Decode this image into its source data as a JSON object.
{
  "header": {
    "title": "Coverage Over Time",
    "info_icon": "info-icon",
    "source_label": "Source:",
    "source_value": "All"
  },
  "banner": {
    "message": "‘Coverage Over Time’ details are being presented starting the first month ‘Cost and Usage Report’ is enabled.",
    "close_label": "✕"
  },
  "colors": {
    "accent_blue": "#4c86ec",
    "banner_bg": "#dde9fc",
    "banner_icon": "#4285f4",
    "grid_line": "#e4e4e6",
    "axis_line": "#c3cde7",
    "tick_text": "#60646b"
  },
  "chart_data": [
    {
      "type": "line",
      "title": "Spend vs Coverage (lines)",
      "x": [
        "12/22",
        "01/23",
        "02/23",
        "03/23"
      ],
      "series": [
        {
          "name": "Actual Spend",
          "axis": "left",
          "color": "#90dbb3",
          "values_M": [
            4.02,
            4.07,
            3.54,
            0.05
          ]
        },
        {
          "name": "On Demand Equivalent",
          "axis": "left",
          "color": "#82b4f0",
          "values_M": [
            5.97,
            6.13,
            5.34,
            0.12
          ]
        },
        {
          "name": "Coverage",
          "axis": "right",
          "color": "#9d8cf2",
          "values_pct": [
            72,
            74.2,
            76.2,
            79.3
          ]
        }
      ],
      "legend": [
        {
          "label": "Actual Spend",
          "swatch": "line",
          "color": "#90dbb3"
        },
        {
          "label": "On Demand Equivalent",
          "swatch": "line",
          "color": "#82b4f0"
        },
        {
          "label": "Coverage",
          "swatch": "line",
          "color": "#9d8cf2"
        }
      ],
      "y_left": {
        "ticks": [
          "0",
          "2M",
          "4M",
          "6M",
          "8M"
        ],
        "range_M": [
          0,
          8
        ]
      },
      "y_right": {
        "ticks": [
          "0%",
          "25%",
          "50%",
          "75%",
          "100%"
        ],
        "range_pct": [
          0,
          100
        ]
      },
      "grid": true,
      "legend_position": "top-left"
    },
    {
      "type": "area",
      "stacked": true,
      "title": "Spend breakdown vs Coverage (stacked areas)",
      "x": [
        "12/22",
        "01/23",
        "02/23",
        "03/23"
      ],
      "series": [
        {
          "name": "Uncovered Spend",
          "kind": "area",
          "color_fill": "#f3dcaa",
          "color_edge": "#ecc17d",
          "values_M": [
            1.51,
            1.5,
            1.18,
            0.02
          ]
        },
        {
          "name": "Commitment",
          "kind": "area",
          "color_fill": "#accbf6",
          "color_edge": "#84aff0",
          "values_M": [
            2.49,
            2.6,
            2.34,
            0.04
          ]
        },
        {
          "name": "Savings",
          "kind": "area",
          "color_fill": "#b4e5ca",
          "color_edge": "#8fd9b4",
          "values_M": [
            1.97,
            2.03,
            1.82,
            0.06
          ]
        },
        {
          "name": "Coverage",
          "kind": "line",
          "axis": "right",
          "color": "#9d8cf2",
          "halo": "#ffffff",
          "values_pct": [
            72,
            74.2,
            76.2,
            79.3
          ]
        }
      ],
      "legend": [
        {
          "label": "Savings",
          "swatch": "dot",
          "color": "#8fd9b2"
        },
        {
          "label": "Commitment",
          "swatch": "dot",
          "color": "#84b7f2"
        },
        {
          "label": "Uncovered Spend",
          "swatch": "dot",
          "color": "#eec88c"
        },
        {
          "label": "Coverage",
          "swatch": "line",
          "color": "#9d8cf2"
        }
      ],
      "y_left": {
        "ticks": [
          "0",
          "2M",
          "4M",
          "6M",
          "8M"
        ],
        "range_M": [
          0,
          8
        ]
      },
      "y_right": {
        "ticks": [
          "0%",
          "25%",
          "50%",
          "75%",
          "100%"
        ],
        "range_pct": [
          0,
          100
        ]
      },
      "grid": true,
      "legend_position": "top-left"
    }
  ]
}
=-=-=-=-=
--- Required task ---
Pull every line holding "Coverage" out of the records.

--- Solution to this task ---
    "title": "Coverage Over Time",
    "message": "‘Coverage Over Time’ details are being presented starting the first month ‘Cost and Usage Report’ is enabled.",
      "title": "Spend vs Coverage (lines)",
          "name": "Coverage",
          "label": "Coverage",
      "title": "Spend breakdown vs Coverage (stacked areas)",
          "name": "Coverage",
          "label": "Coverage",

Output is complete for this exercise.